>> START Available records

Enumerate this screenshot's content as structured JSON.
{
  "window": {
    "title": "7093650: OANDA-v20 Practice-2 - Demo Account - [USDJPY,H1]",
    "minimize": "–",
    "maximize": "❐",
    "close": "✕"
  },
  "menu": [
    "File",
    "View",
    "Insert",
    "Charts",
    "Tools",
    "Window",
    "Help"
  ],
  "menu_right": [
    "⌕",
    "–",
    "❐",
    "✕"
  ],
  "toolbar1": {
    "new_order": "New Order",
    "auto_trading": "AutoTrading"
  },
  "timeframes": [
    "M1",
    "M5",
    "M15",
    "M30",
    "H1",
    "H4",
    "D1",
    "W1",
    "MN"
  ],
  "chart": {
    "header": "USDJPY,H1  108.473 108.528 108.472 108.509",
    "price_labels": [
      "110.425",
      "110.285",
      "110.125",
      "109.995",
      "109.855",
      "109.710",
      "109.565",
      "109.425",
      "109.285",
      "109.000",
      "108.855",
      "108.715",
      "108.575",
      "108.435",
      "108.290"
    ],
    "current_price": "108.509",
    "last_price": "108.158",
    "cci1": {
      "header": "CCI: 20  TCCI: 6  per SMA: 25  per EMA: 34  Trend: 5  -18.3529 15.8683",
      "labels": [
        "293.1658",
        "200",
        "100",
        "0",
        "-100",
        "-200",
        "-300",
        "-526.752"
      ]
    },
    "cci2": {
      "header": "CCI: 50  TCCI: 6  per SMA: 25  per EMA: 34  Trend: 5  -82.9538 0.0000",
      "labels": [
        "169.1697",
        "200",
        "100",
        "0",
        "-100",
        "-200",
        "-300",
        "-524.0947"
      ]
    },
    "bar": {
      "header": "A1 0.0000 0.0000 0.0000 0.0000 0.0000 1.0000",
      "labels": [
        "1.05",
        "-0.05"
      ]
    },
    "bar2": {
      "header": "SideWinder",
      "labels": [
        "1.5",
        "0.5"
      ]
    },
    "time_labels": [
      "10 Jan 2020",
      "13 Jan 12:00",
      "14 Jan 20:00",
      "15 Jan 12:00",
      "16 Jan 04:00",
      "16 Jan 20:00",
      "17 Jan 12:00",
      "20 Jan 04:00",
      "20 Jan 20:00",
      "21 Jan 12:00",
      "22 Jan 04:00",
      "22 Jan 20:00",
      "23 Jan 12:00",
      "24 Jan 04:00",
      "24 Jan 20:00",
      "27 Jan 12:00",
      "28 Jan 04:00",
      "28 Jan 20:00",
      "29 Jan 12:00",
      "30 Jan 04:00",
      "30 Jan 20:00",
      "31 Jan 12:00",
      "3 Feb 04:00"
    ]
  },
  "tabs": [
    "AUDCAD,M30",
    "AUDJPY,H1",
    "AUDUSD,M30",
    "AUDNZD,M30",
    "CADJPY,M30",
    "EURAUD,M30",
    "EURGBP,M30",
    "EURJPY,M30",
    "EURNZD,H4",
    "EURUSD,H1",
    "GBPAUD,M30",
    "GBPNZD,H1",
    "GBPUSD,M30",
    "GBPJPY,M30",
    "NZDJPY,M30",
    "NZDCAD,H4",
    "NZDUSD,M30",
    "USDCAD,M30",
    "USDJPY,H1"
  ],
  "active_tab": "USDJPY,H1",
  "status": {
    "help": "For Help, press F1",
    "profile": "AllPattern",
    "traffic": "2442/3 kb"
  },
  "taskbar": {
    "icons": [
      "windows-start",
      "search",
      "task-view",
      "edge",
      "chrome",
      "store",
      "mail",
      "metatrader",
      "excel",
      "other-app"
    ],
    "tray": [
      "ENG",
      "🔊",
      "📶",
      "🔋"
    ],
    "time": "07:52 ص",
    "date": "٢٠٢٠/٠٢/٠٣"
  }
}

>> END Available records

- _Problem to solve_
Check the data for the word "TCCI" and pull out the lines that have it.

- _Solution to this task_
      "header": "CCI: 20  TCCI: 6  per SMA: 25  per EMA: 34  Trend: 5  -18.3529 15.8683",
      "header": "CCI: 50  TCCI: 6  per SMA: 25  per EMA: 34  Trend: 5  -82.9538 0.0000",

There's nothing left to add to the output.